(Data entries)
⁂
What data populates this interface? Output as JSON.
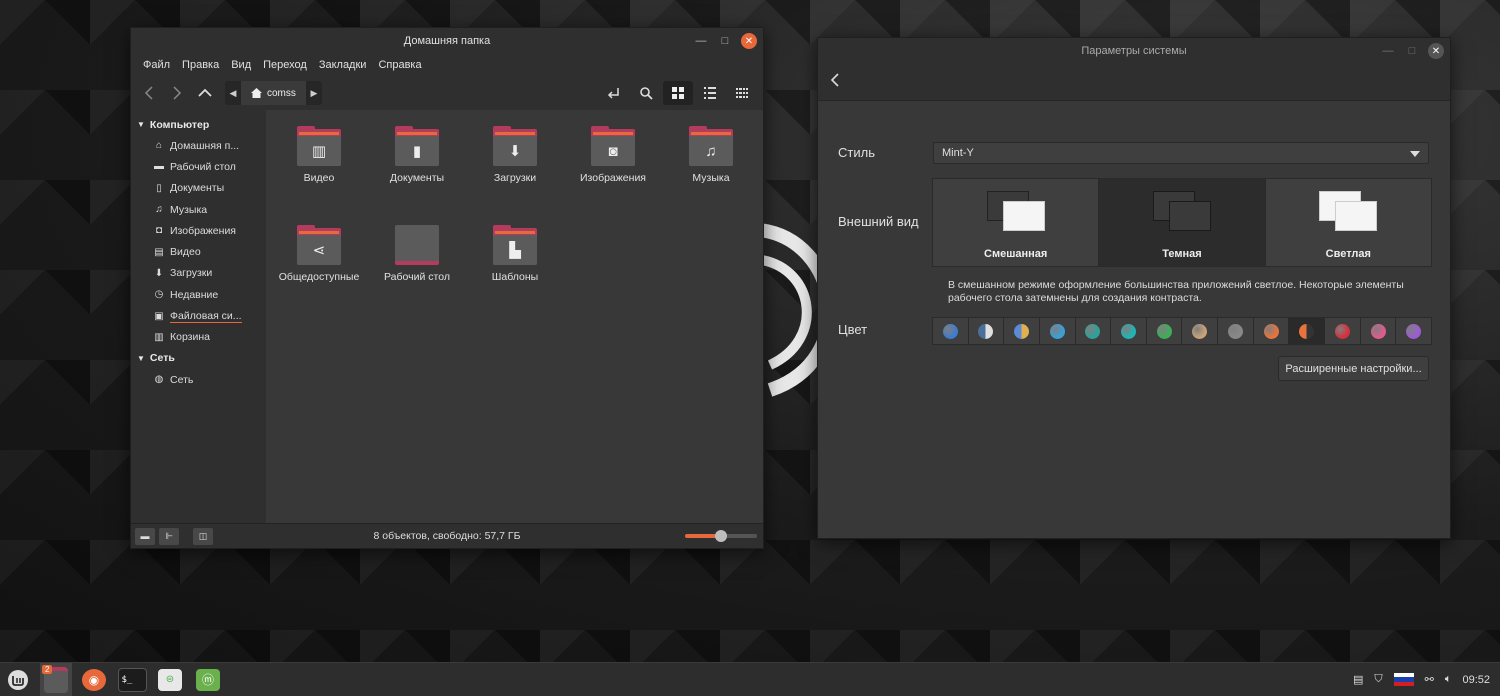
{
  "file_manager": {
    "title": "Домашняя папка",
    "menu": [
      "Файл",
      "Правка",
      "Вид",
      "Переход",
      "Закладки",
      "Справка"
    ],
    "path_crumb": "comss",
    "sidebar": {
      "computer_header": "Компьютер",
      "items": [
        {
          "label": "Домашняя п...",
          "icon": "home-icon"
        },
        {
          "label": "Рабочий стол",
          "icon": "desktop-icon"
        },
        {
          "label": "Документы",
          "icon": "document-icon"
        },
        {
          "label": "Музыка",
          "icon": "music-icon"
        },
        {
          "label": "Изображения",
          "icon": "camera-icon"
        },
        {
          "label": "Видео",
          "icon": "film-icon"
        },
        {
          "label": "Загрузки",
          "icon": "download-icon"
        },
        {
          "label": "Недавние",
          "icon": "clock-icon"
        },
        {
          "label": "Файловая си...",
          "icon": "drive-icon"
        },
        {
          "label": "Корзина",
          "icon": "trash-icon"
        }
      ],
      "network_header": "Сеть",
      "network_items": [
        {
          "label": "Сеть",
          "icon": "globe-icon"
        }
      ]
    },
    "items": [
      {
        "label": "Видео",
        "icon": "film-icon"
      },
      {
        "label": "Документы",
        "icon": "document-icon"
      },
      {
        "label": "Загрузки",
        "icon": "download-icon"
      },
      {
        "label": "Изображения",
        "icon": "camera-icon"
      },
      {
        "label": "Музыка",
        "icon": "music-icon"
      },
      {
        "label": "Общедоступные",
        "icon": "share-icon"
      },
      {
        "label": "Рабочий стол",
        "icon": "desktop-icon"
      },
      {
        "label": "Шаблоны",
        "icon": "template-icon"
      }
    ],
    "status": "8 объектов, свободно: 57,7 ГБ",
    "zoom_fraction": 0.5
  },
  "settings": {
    "title": "Параметры системы",
    "style_label": "Стиль",
    "style_value": "Mint-Y",
    "appearance_label": "Внешний вид",
    "appearance_options": [
      {
        "name": "Смешанная",
        "selected": false
      },
      {
        "name": "Темная",
        "selected": true
      },
      {
        "name": "Светлая",
        "selected": false
      }
    ],
    "description": "В смешанном режиме оформление большинства приложений светлое. Некоторые элементы рабочего стола затемнены для создания контраста.",
    "color_label": "Цвет",
    "colors": [
      "#3d7ccf",
      "#4a6f9a|#e0e0e0",
      "#5b8ad6|#e0b050",
      "#3aa0d8",
      "#2aa39a",
      "#1fb5b5",
      "#3dae56",
      "#c9a17a",
      "#888888",
      "#e8733d",
      "#e8733d|#333333",
      "#d6303b",
      "#e05a8e",
      "#9c5bd6"
    ],
    "selected_color": 10,
    "advanced_button": "Расширенные настройки..."
  },
  "taskbar": {
    "badge_count": "2",
    "clock": "09:52"
  }
}
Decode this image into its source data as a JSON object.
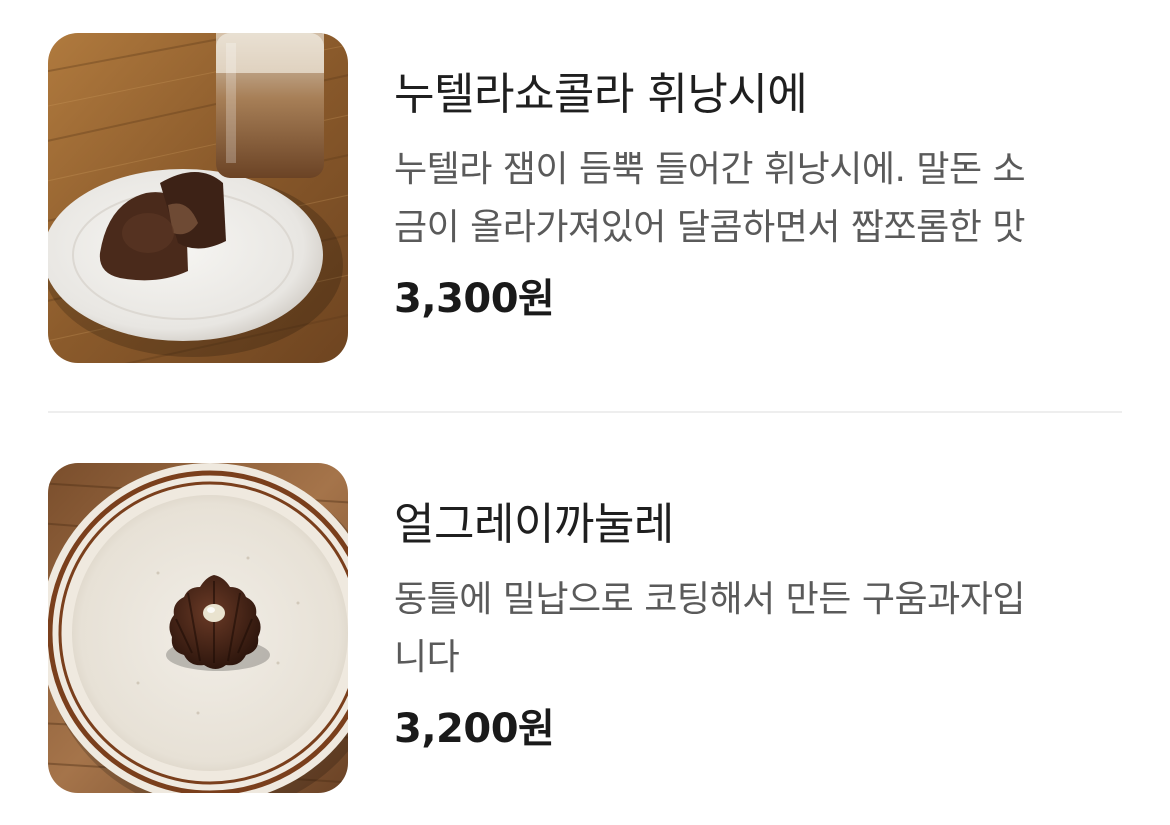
{
  "items": [
    {
      "name": "누텔라쇼콜라 휘낭시에",
      "description_lines": [
        "누텔라 잼이 듬뿍 들어간 휘낭시에. 말돈 소",
        "금이 올라가져있어 달콤하면서 짭쪼롬한 맛"
      ],
      "price": "3,300원"
    },
    {
      "name": "얼그레이까눌레",
      "description_lines": [
        "동틀에 밀납으로 코팅해서 만든 구움과자입",
        "니다"
      ],
      "price": "3,200원"
    }
  ]
}
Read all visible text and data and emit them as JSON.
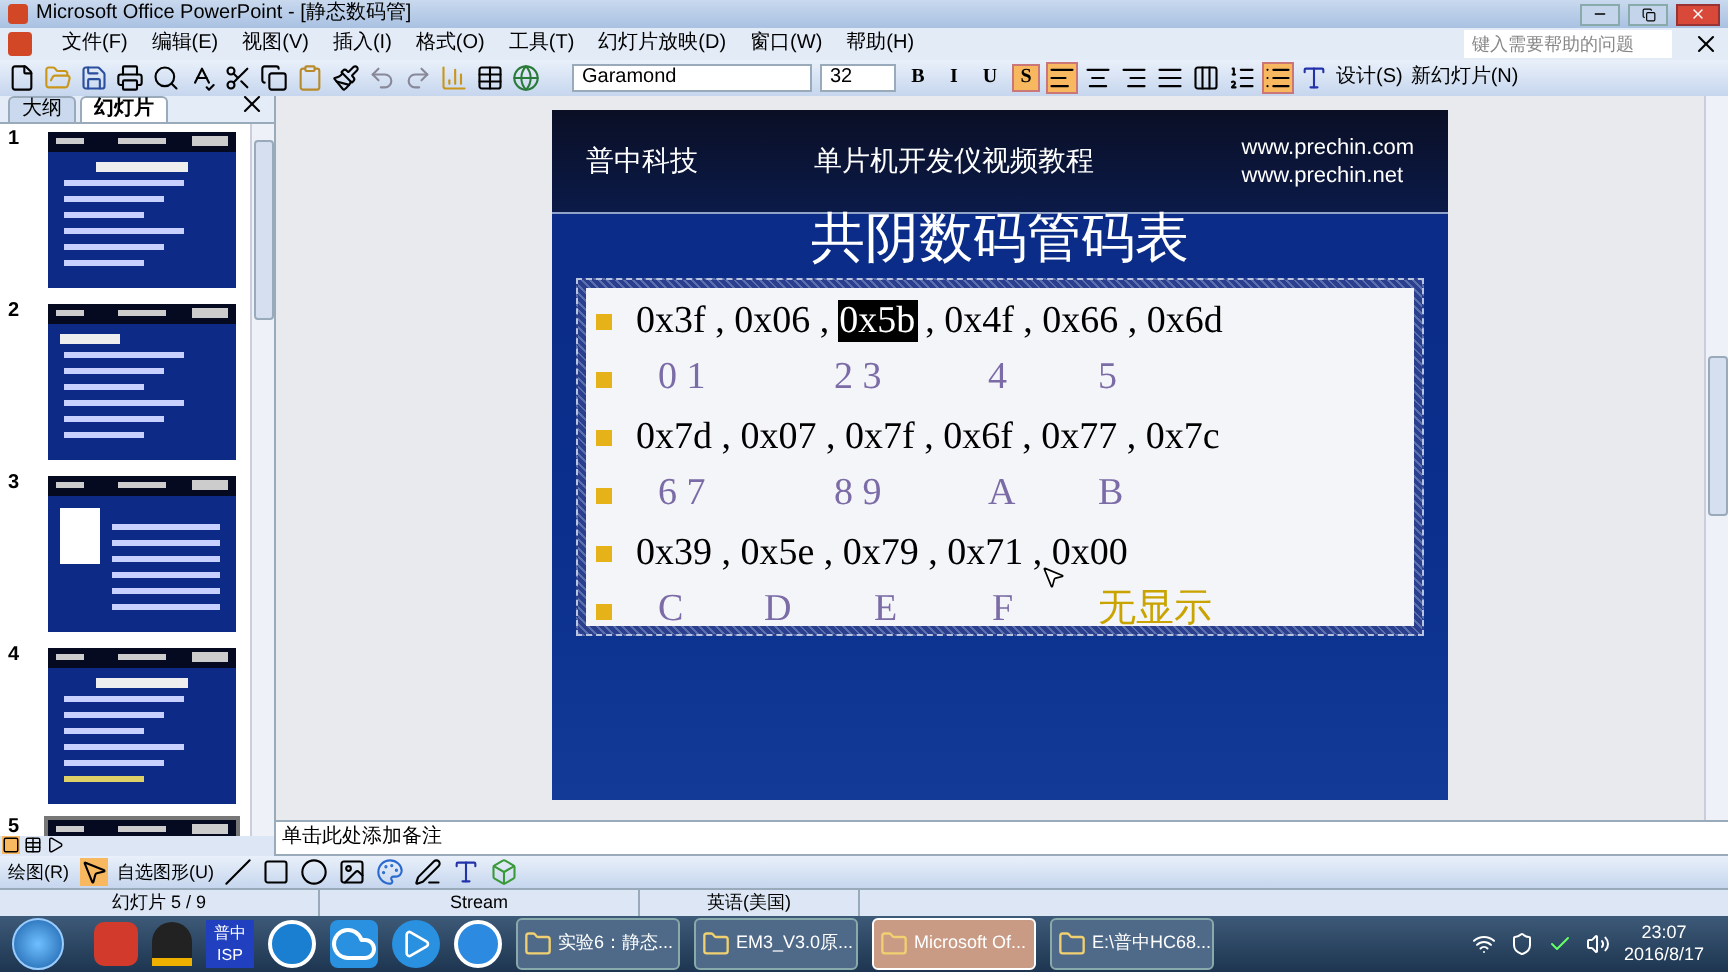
{
  "window": {
    "title": "Microsoft Office PowerPoint - [静态数码管]"
  },
  "menu": [
    "文件(F)",
    "编辑(E)",
    "视图(V)",
    "插入(I)",
    "格式(O)",
    "工具(T)",
    "幻灯片放映(D)",
    "窗口(W)",
    "帮助(H)"
  ],
  "help_search": {
    "placeholder": "键入需要帮助的问题"
  },
  "formatting": {
    "font": "Garamond",
    "size": "32",
    "design": "设计(S)",
    "new_slide": "新幻灯片(N)",
    "style_buttons": [
      {
        "label": "B",
        "selected": false
      },
      {
        "label": "I",
        "selected": false
      },
      {
        "label": "U",
        "selected": false
      },
      {
        "label": "S",
        "selected": true
      }
    ],
    "alignment": [
      {
        "selected": true
      },
      {
        "selected": false
      },
      {
        "selected": false
      },
      {
        "selected": false
      },
      {
        "selected": false
      }
    ],
    "lists": [
      {
        "selected": false
      },
      {
        "selected": true
      }
    ]
  },
  "panel_tabs": [
    {
      "label": "大纲",
      "selected": false
    },
    {
      "label": "幻灯片",
      "selected": true
    }
  ],
  "thumbnails": [
    {
      "number": "1",
      "selected": false
    },
    {
      "number": "2",
      "selected": false
    },
    {
      "number": "3",
      "selected": false
    },
    {
      "number": "4",
      "selected": false
    },
    {
      "number": "5",
      "selected": true
    }
  ],
  "slide": {
    "header_left": "普中科技",
    "header_center": "单片机开发仪视频教程",
    "urls": [
      "www.prechin.com",
      "www.prechin.net"
    ],
    "title": "共阴数码管码表",
    "lines": [
      {
        "kind": "code",
        "parts": [
          {
            "text": "0x3f , 0x06 ,",
            "selected": false
          },
          {
            "text": "0x5b",
            "selected": true
          },
          {
            "text": ", 0x4f , 0x66 , 0x6d",
            "selected": false
          }
        ]
      },
      {
        "kind": "labels",
        "labels": [
          {
            "text": "0 1",
            "color": "#7b6ba6"
          },
          {
            "text": "2 3",
            "color": "#7b6ba6"
          },
          {
            "text": "4",
            "color": "#7b6ba6"
          },
          {
            "text": "5",
            "color": "#7b6ba6"
          }
        ]
      },
      {
        "kind": "code",
        "parts": [
          {
            "text": "0x7d , 0x07 , 0x7f , 0x6f , 0x77 , 0x7c",
            "selected": false
          }
        ]
      },
      {
        "kind": "labels",
        "labels": [
          {
            "text": "6 7",
            "color": "#7b6ba6"
          },
          {
            "text": "8 9",
            "color": "#7b6ba6"
          },
          {
            "text": "A",
            "color": "#7b6ba6"
          },
          {
            "text": "B",
            "color": "#7b6ba6"
          }
        ]
      },
      {
        "kind": "code",
        "parts": [
          {
            "text": "0x39 , 0x5e , 0x79 , 0x71 , 0x00",
            "selected": false
          }
        ]
      },
      {
        "kind": "labels",
        "labels": [
          {
            "text": "C",
            "color": "#7b6ba6"
          },
          {
            "text": "D",
            "color": "#7b6ba6"
          },
          {
            "text": "E",
            "color": "#7b6ba6"
          },
          {
            "text": "F",
            "color": "#7b6ba6"
          },
          {
            "text": "无显示",
            "color": "#c9a400"
          }
        ]
      }
    ]
  },
  "notes": {
    "placeholder": "单击此处添加备注"
  },
  "drawing_toolbar": {
    "draw": "绘图(R)",
    "autoshapes": "自选图形(U)"
  },
  "status_bar": [
    "幻灯片 5 / 9",
    "Stream",
    "英语(美国)"
  ],
  "taskbar": {
    "isp_label": [
      "普中",
      "ISP"
    ],
    "windows": [
      {
        "label": "实验6：静态...",
        "selected": false
      },
      {
        "label": "EM3_V3.0原...",
        "selected": false
      },
      {
        "label": "Microsoft Of...",
        "selected": true
      },
      {
        "label": "E:\\普中HC68...",
        "selected": false
      }
    ],
    "time": "23:07",
    "date": "2016/8/17"
  }
}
⁂
From the listing, extract all text exactly as given and drop any picture.

What data populates this interface? Output as JSON.
{
  "file_manager": {
    "title": "Домашняя папка",
    "menu": [
      "Файл",
      "Правка",
      "Вид",
      "Переход",
      "Закладки",
      "Справка"
    ],
    "path_crumb": "comss",
    "sidebar": {
      "computer_header": "Компьютер",
      "items": [
        {
          "label": "Домашняя п...",
          "icon": "home-icon"
        },
        {
          "label": "Рабочий стол",
          "icon": "desktop-icon"
        },
        {
          "label": "Документы",
          "icon": "document-icon"
        },
        {
          "label": "Музыка",
          "icon": "music-icon"
        },
        {
          "label": "Изображения",
          "icon": "camera-icon"
        },
        {
          "label": "Видео",
          "icon": "film-icon"
        },
        {
          "label": "Загрузки",
          "icon": "download-icon"
        },
        {
          "label": "Недавние",
          "icon": "clock-icon"
        },
        {
          "label": "Файловая си...",
          "icon": "drive-icon"
        },
        {
          "label": "Корзина",
          "icon": "trash-icon"
        }
      ],
      "network_header": "Сеть",
      "network_items": [
        {
          "label": "Сеть",
          "icon": "globe-icon"
        }
      ]
    },
    "items": [
      {
        "label": "Видео",
        "icon": "film-icon"
      },
      {
        "label": "Документы",
        "icon": "document-icon"
      },
      {
        "label": "Загрузки",
        "icon": "download-icon"
      },
      {
        "label": "Изображения",
        "icon": "camera-icon"
      },
      {
        "label": "Музыка",
        "icon": "music-icon"
      },
      {
        "label": "Общедоступные",
        "icon": "share-icon"
      },
      {
        "label": "Рабочий стол",
        "icon": "desktop-icon"
      },
      {
        "label": "Шаблоны",
        "icon": "template-icon"
      }
    ],
    "status": "8 объектов, свободно: 57,7 ГБ",
    "zoom_fraction": 0.5
  },
  "settings": {
    "title": "Параметры системы",
    "style_label": "Стиль",
    "style_value": "Mint-Y",
    "appearance_label": "Внешний вид",
    "appearance_options": [
      {
        "name": "Смешанная",
        "selected": false
      },
      {
        "name": "Темная",
        "selected": true
      },
      {
        "name": "Светлая",
        "selected": false
      }
    ],
    "description": "В смешанном режиме оформление большинства приложений светлое. Некоторые элементы рабочего стола затемнены для создания контраста.",
    "color_label": "Цвет",
    "colors": [
      "#3d7ccf",
      "#4a6f9a|#e0e0e0",
      "#5b8ad6|#e0b050",
      "#3aa0d8",
      "#2aa39a",
      "#1fb5b5",
      "#3dae56",
      "#c9a17a",
      "#888888",
      "#e8733d",
      "#e8733d|#333333",
      "#d6303b",
      "#e05a8e",
      "#9c5bd6"
    ],
    "selected_color": 10,
    "advanced_button": "Расширенные настройки..."
  },
  "taskbar": {
    "badge_count": "2",
    "clock": "09:52"
  }
}
Decode this image into its source data as a JSON object.
{
  "items": [
    {
      "name": "누텔라쇼콜라 휘낭시에",
      "description_lines": [
        "누텔라 잼이 듬뿍 들어간 휘낭시에. 말돈 소",
        "금이 올라가져있어 달콤하면서 짭쪼롬한 맛"
      ],
      "price": "3,300원"
    },
    {
      "name": "얼그레이까눌레",
      "description_lines": [
        "동틀에 밀납으로 코팅해서 만든 구움과자입",
        "니다"
      ],
      "price": "3,200원"
    }
  ]
}
Read all visible text and data and emit them as JSON.
{
  "window": {
    "title": "Microsoft Office PowerPoint - [静态数码管]"
  },
  "menu": [
    "文件(F)",
    "编辑(E)",
    "视图(V)",
    "插入(I)",
    "格式(O)",
    "工具(T)",
    "幻灯片放映(D)",
    "窗口(W)",
    "帮助(H)"
  ],
  "help_search": {
    "placeholder": "键入需要帮助的问题"
  },
  "formatting": {
    "font": "Garamond",
    "size": "32",
    "design": "设计(S)",
    "new_slide": "新幻灯片(N)",
    "style_buttons": [
      {
        "label": "B",
        "selected": false
      },
      {
        "label": "I",
        "selected": false
      },
      {
        "label": "U",
        "selected": false
      },
      {
        "label": "S",
        "selected": true
      }
    ],
    "alignment": [
      {
        "selected": true
      },
      {
        "selected": false
      },
      {
        "selected": false
      },
      {
        "selected": false
      },
      {
        "selected": false
      }
    ],
    "lists": [
      {
        "selected": false
      },
      {
        "selected": true
      }
    ]
  },
  "panel_tabs": [
    {
      "label": "大纲",
      "selected": false
    },
    {
      "label": "幻灯片",
      "selected": true
    }
  ],
  "thumbnails": [
    {
      "number": "1",
      "selected": false
    },
    {
      "number": "2",
      "selected": false
    },
    {
      "number": "3",
      "selected": false
    },
    {
      "number": "4",
      "selected": false
    },
    {
      "number": "5",
      "selected": true
    }
  ],
  "slide": {
    "header_left": "普中科技",
    "header_center": "单片机开发仪视频教程",
    "urls": [
      "www.prechin.com",
      "www.prechin.net"
    ],
    "title": "共阴数码管码表",
    "lines": [
      {
        "kind": "code",
        "parts": [
          {
            "text": "0x3f , 0x06 ,",
            "selected": false
          },
          {
            "text": "0x5b",
            "selected": true
          },
          {
            "text": ", 0x4f , 0x66 , 0x6d",
            "selected": false
          }
        ]
      },
      {
        "kind": "labels",
        "labels": [
          {
            "text": "0 1",
            "color": "#7b6ba6"
          },
          {
            "text": "2 3",
            "color": "#7b6ba6"
          },
          {
            "text": "4",
            "color": "#7b6ba6"
          },
          {
            "text": "5",
            "color": "#7b6ba6"
          }
        ]
      },
      {
        "kind": "code",
        "parts": [
          {
            "text": "0x7d , 0x07 , 0x7f , 0x6f , 0x77 , 0x7c",
            "selected": false
          }
        ]
      },
      {
        "kind": "labels",
        "labels": [
          {
            "text": "6 7",
            "color": "#7b6ba6"
          },
          {
            "text": "8 9",
            "color": "#7b6ba6"
          },
          {
            "text": "A",
            "color": "#7b6ba6"
          },
          {
            "text": "B",
            "color": "#7b6ba6"
          }
        ]
      },
      {
        "kind": "code",
        "parts": [
          {
            "text": "0x39 , 0x5e , 0x79 , 0x71 , 0x00",
            "selected": false
          }
        ]
      },
      {
        "kind": "labels",
        "labels": [
          {
            "text": "C",
            "color": "#7b6ba6"
          },
          {
            "text": "D",
            "color": "#7b6ba6"
          },
          {
            "text": "E",
            "color": "#7b6ba6"
          },
          {
            "text": "F",
            "color": "#7b6ba6"
          },
          {
            "text": "无显示",
            "color": "#c9a400"
          }
        ]
      }
    ]
  },
  "notes": {
    "placeholder": "单击此处添加备注"
  },
  "drawing_toolbar": {
    "draw": "绘图(R)",
    "autoshapes": "自选图形(U)"
  },
  "status_bar": [
    "幻灯片 5 / 9",
    "Stream",
    "英语(美国)"
  ],
  "taskbar": {
    "isp_label": [
      "普中",
      "ISP"
    ],
    "windows": [
      {
        "label": "实验6：静态...",
        "selected": false
      },
      {
        "label": "EM3_V3.0原...",
        "selected": false
      },
      {
        "label": "Microsoft Of...",
        "selected": true
      },
      {
        "label": "E:\\普中HC68...",
        "selected": false
      }
    ],
    "time": "23:07",
    "date": "2016/8/17"
  }
}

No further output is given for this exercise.